§ Problem details
Return the data in full, exactly as it was written.
◇ ◇ ◇ ◇ ◇
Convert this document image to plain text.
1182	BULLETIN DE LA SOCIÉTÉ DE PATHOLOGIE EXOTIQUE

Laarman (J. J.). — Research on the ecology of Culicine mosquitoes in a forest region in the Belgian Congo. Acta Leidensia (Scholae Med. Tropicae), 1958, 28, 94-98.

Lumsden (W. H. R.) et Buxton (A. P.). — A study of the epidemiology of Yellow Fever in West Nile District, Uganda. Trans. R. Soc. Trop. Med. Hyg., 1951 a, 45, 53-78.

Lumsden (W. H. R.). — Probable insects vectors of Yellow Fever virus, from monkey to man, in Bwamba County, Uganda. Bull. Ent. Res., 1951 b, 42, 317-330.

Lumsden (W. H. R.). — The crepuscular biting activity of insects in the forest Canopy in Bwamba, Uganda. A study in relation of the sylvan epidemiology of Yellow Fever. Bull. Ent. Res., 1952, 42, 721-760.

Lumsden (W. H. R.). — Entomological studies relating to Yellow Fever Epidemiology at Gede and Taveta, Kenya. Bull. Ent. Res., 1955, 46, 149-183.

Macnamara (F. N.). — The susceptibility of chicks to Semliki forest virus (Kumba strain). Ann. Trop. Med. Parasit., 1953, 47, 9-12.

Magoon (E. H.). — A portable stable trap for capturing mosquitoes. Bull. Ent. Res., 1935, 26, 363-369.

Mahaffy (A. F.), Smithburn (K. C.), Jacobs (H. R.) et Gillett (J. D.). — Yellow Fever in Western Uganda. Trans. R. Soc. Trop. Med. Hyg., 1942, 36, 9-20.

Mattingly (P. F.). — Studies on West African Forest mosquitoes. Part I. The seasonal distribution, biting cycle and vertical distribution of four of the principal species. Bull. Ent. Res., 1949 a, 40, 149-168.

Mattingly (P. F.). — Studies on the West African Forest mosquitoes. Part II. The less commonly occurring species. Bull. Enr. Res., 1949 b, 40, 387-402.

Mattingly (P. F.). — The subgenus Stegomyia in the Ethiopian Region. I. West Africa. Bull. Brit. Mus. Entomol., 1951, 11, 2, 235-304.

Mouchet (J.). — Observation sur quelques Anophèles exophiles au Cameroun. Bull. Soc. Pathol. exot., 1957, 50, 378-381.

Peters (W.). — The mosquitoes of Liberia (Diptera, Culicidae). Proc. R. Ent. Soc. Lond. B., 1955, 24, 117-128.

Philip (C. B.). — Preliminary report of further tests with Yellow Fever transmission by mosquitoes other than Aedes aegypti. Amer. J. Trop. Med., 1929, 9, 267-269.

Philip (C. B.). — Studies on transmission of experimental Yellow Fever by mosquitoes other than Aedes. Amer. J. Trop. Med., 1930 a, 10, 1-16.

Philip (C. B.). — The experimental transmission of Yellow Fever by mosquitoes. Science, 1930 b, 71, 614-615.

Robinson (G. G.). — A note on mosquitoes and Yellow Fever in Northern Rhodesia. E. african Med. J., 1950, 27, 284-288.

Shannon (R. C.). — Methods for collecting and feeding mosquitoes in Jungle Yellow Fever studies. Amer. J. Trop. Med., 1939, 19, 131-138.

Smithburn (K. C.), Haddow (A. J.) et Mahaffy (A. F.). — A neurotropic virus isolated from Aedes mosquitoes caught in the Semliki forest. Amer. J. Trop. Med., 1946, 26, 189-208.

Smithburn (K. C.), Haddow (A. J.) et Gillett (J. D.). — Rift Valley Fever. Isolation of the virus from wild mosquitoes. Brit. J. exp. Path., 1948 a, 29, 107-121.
◇ ◇ ◇ ◇ ◇
§ Answer section
Convert this document image to plain text.
1182	BULLETIN DE LA SOCIÉTÉ DE PATHOLOGIE EXOTIQUE

Laarman (J. J.). — Research on the ecology of Culicine mosquitoes in a forest region in the Belgian Congo. Acta Leidensia (Scholae Med. Tropicae), 1958, 28, 94-98.

Lumsden (W. H. R.) et Buxton (A. P.). — A study of the epidemiology of Yellow Fever in West Nile District, Uganda. Trans. R. Soc. Trop. Med. Hyg., 1951 a, 45, 53-78.

Lumsden (W. H. R.). — Probable insects vectors of Yellow Fever virus, from monkey to man, in Bwamba County, Uganda. Bull. Ent. Res., 1951 b, 42, 317-330.

Lumsden (W. H. R.). — The crepuscular biting activity of insects in the forest Canopy in Bwamba, Uganda. A study in relation of the sylvan epidemiology of Yellow Fever. Bull. Ent. Res., 1952, 42, 721-760.

Lumsden (W. H. R.). — Entomological studies relating to Yellow Fever Epidemiology at Gede and Taveta, Kenya. Bull. Ent. Res., 1955, 46, 149-183.

Macnamara (F. N.). — The susceptibility of chicks to Semliki forest virus (Kumba strain). Ann. Trop. Med. Parasit., 1953, 47, 9-12.

Magoon (E. H.). — A portable stable trap for capturing mosquitoes. Bull. Ent. Res., 1935, 26, 363-369.

Mahaffy (A. F.), Smithburn (K. C.), Jacobs (H. R.) et Gillett (J. D.). — Yellow Fever in Western Uganda. Trans. R. Soc. Trop. Med. Hyg., 1942, 36, 9-20.

Mattingly (P. F.). — Studies on West African Forest mosquitoes. Part I. The seasonal distribution, biting cycle and vertical distribution of four of the principal species. Bull. Ent. Res., 1949 a, 40, 149-168.

Mattingly (P. F.). — Studies on the West African Forest mosquitoes. Part II. The less commonly occurring species. Bull. Enr. Res., 1949 b, 40, 387-402.

Mattingly (P. F.). — The subgenus Stegomyia in the Ethiopian Region. I. West Africa. Bull. Brit. Mus. Entomol., 1951, 11, 2, 235-304.

Mouchet (J.). — Observation sur quelques Anophèles exophiles au Cameroun. Bull. Soc. Pathol. exot., 1957, 50, 378-381.

Peters (W.). — The mosquitoes of Liberia (Diptera, Culicidae). Proc. R. Ent. Soc. Lond. B., 1955, 24, 117-128.

Philip (C. B.). — Preliminary report of further tests with Yellow Fever transmission by mosquitoes other than Aedes aegypti. Amer. J. Trop. Med., 1929, 9, 267-269.

Philip (C. B.). — Studies on transmission of experimental Yellow Fever by mosquitoes other than Aedes. Amer. J. Trop. Med., 1930 a, 10, 1-16.

Philip (C. B.). — The experimental transmission of Yellow Fever by mosquitoes. Science, 1930 b, 71, 614-615.

Robinson (G. G.). — A note on mosquitoes and Yellow Fever in Northern Rhodesia. E. african Med. J., 1950, 27, 284-288.

Shannon (R. C.). — Methods for collecting and feeding mosquitoes in Jungle Yellow Fever studies. Amer. J. Trop. Med., 1939, 19, 131-138.

Smithburn (K. C.), Haddow (A. J.) et Mahaffy (A. F.). — A neurotropic virus isolated from Aedes mosquitoes caught in the Semliki forest. Amer. J. Trop. Med., 1946, 26, 189-208.

Smithburn (K. C.), Haddow (A. J.) et Gillett (J. D.). — Rift Valley Fever. Isolation of the virus from wild mosquitoes. Brit. J. exp. Path., 1948 a, 29, 107-121.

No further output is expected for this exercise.